### Challenge
Rewrite the lines starting at the one containing "Where is each" and ending at the one containing "558, 74, 571]", putting "x-axis-tick" wherever "x-tick-label" appears and keeping everything else the same.

##### Source records #####

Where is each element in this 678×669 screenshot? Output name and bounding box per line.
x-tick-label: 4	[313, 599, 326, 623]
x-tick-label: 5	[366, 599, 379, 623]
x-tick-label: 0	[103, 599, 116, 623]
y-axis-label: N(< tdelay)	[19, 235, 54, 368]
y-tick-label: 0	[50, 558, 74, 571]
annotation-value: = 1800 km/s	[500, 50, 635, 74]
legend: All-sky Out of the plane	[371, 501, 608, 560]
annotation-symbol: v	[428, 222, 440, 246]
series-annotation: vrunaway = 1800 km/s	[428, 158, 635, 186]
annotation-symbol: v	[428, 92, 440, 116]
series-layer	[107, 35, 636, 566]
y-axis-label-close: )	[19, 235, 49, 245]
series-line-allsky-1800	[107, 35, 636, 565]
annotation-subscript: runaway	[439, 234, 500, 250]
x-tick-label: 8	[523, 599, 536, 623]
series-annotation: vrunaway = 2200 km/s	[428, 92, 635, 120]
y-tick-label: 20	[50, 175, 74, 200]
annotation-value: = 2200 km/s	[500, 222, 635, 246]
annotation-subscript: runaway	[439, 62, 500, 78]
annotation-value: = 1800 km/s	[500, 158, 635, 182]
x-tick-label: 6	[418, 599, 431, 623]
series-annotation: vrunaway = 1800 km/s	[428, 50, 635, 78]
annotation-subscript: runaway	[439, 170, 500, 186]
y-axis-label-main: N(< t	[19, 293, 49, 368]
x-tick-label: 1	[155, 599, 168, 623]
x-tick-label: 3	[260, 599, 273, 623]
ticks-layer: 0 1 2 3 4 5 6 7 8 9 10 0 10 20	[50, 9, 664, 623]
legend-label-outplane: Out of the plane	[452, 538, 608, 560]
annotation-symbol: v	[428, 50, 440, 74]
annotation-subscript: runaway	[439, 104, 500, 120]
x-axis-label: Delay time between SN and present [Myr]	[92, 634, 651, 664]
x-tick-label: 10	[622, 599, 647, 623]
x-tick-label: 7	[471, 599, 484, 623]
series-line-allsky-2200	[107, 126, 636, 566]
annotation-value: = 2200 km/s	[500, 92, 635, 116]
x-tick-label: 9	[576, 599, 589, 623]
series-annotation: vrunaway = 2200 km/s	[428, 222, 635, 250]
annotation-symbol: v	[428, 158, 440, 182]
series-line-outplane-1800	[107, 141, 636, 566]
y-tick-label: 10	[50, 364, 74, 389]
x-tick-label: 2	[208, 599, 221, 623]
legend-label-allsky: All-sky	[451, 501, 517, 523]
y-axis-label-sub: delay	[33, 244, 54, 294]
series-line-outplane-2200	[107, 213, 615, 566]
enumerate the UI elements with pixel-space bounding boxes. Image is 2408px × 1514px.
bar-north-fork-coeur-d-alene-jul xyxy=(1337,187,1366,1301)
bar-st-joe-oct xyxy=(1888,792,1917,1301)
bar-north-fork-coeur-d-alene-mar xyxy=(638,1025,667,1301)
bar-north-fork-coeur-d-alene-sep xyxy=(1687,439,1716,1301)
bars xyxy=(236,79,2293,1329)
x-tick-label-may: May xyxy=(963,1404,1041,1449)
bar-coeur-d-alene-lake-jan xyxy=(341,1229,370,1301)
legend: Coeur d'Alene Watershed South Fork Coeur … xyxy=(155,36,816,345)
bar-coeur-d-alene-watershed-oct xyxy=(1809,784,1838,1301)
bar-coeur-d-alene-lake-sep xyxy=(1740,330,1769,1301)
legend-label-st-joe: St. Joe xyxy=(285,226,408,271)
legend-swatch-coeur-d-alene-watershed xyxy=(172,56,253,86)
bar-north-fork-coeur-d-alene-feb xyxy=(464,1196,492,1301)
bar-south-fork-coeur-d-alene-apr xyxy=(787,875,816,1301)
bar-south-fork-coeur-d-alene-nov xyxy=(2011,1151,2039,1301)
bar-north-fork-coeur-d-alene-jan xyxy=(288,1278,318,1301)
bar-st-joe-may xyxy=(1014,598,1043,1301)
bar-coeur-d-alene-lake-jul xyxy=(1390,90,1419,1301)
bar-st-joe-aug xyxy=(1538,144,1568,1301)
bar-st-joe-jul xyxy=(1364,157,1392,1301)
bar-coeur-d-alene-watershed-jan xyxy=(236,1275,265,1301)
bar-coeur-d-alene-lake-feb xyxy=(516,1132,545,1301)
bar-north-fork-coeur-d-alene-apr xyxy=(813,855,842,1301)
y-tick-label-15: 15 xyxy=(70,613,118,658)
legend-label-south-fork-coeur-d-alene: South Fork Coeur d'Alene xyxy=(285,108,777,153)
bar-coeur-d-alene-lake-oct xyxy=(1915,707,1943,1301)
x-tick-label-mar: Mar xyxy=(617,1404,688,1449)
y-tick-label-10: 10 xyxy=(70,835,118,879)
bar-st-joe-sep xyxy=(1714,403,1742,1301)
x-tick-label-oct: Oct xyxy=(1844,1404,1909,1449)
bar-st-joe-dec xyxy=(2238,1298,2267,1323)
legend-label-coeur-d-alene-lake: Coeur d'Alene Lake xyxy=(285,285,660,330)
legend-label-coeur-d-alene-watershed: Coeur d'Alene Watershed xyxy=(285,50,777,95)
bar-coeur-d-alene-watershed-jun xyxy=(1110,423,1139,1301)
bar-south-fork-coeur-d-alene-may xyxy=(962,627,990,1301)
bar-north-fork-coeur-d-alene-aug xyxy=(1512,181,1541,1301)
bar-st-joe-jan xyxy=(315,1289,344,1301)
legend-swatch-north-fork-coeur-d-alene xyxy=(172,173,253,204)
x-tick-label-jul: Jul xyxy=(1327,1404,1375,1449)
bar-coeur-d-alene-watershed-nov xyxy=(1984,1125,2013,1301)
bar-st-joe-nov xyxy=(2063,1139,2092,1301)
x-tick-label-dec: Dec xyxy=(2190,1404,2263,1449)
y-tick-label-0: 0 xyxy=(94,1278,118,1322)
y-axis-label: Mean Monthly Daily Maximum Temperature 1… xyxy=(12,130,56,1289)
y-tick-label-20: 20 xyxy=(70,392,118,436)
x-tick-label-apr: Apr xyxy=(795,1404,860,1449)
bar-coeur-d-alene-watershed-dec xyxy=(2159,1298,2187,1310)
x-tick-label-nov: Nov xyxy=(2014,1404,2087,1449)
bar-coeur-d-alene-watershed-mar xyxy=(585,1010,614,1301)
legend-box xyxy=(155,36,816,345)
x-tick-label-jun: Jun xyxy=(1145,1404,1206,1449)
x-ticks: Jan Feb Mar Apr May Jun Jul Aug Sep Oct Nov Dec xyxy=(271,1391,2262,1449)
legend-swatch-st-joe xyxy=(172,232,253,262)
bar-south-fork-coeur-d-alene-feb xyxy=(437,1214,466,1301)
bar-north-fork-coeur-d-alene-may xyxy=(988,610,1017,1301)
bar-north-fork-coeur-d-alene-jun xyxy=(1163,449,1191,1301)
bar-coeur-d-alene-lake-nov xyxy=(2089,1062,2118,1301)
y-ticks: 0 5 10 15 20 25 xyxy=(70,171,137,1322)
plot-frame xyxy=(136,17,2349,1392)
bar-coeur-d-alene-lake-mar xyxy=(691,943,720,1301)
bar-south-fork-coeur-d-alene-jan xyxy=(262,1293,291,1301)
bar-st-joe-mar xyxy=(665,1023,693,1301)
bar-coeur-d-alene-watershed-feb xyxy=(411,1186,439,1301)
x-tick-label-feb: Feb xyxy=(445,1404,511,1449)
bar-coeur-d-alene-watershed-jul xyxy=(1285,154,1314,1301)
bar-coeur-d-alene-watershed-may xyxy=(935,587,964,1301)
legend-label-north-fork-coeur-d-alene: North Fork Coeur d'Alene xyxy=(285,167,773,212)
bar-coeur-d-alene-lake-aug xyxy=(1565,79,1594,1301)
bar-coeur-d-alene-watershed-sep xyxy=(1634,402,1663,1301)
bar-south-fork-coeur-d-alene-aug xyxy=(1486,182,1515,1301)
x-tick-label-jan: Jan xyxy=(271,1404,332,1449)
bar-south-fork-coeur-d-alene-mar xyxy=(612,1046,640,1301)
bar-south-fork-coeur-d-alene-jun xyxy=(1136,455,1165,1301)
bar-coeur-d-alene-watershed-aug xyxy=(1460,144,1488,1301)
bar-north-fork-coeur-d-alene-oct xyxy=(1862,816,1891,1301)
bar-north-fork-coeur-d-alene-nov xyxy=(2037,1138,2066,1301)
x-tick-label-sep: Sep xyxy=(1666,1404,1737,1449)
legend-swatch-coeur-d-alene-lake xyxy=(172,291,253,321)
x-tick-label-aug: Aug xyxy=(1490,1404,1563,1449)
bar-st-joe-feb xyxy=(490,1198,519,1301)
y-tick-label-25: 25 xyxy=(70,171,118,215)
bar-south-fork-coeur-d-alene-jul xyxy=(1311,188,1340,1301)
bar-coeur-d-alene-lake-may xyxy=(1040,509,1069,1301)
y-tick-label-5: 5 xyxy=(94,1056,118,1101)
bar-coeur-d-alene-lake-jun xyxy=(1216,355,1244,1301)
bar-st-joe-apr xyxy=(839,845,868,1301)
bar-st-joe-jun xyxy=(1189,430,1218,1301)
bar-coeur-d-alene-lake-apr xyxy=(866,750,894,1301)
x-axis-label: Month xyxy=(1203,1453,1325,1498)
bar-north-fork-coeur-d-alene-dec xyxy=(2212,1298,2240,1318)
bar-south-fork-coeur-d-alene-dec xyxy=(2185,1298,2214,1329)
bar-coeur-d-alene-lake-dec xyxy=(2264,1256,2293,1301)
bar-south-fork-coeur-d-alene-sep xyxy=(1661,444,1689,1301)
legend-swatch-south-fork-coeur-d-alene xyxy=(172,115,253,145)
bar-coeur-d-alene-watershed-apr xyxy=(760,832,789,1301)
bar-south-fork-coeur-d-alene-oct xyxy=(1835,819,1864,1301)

#####
##### Source records #####

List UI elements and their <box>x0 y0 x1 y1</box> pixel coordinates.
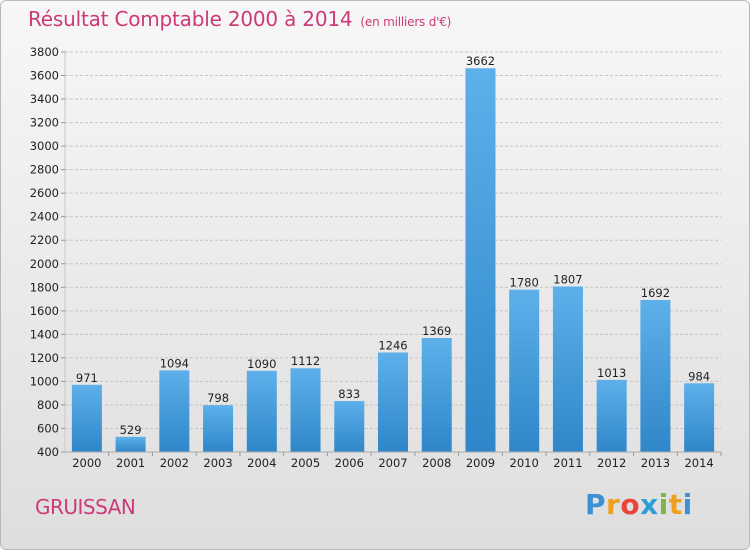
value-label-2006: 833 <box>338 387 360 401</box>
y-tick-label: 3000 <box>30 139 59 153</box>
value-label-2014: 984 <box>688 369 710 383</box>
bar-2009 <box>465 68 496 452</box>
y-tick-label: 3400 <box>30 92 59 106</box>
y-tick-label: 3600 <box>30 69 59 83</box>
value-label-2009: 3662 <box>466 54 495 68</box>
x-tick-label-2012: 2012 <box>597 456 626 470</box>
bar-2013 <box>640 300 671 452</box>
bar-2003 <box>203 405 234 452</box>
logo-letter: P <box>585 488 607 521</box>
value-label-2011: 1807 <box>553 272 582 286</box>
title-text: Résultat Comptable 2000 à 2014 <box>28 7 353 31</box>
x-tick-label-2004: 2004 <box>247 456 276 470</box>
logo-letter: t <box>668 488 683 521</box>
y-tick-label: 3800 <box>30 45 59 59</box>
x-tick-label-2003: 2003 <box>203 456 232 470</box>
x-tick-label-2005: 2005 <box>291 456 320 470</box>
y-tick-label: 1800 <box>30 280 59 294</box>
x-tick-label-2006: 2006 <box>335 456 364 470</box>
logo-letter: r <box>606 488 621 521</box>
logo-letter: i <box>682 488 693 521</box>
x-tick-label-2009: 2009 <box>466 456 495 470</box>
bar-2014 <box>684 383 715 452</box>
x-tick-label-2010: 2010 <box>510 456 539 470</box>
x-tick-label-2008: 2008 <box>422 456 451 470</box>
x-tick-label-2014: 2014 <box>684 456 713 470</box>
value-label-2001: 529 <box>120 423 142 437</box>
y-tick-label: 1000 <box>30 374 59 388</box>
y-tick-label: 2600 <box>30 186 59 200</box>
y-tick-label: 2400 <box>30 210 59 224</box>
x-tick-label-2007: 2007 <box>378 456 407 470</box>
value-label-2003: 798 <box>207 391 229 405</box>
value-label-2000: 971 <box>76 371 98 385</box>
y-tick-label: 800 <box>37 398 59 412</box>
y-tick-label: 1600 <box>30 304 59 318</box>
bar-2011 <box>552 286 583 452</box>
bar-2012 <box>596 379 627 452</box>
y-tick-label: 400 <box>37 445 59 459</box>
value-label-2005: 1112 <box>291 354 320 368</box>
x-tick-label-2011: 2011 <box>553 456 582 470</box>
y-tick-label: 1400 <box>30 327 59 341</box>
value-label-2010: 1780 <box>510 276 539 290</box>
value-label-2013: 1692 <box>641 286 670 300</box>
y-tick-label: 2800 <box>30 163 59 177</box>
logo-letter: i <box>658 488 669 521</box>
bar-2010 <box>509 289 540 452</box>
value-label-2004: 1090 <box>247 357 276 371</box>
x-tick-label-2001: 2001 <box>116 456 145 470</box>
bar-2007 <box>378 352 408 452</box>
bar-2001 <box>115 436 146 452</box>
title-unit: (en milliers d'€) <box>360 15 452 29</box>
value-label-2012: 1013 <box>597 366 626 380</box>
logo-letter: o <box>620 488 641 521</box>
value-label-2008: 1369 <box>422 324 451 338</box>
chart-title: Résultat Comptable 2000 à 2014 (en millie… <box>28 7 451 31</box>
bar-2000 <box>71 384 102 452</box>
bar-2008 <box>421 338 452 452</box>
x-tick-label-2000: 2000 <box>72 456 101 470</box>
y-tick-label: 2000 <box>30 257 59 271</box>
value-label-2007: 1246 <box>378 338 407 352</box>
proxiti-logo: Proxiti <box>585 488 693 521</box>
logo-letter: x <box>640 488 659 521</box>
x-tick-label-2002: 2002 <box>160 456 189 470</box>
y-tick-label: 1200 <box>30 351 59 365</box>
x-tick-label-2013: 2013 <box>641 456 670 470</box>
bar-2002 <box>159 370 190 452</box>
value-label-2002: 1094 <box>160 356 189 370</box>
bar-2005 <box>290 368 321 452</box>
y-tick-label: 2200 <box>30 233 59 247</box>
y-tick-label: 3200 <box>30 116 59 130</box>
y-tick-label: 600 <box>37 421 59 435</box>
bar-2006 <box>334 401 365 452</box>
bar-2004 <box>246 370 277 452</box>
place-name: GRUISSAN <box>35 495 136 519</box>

#####

### Written solution
Where is each element in this 678×669 screenshot? Output name and bounding box per line.
x-axis-tick: 4	[313, 599, 326, 623]
x-axis-tick: 5	[366, 599, 379, 623]
x-axis-tick: 0	[103, 599, 116, 623]
y-axis-label: N(< tdelay)	[19, 235, 54, 368]
y-tick-label: 0	[50, 558, 74, 571]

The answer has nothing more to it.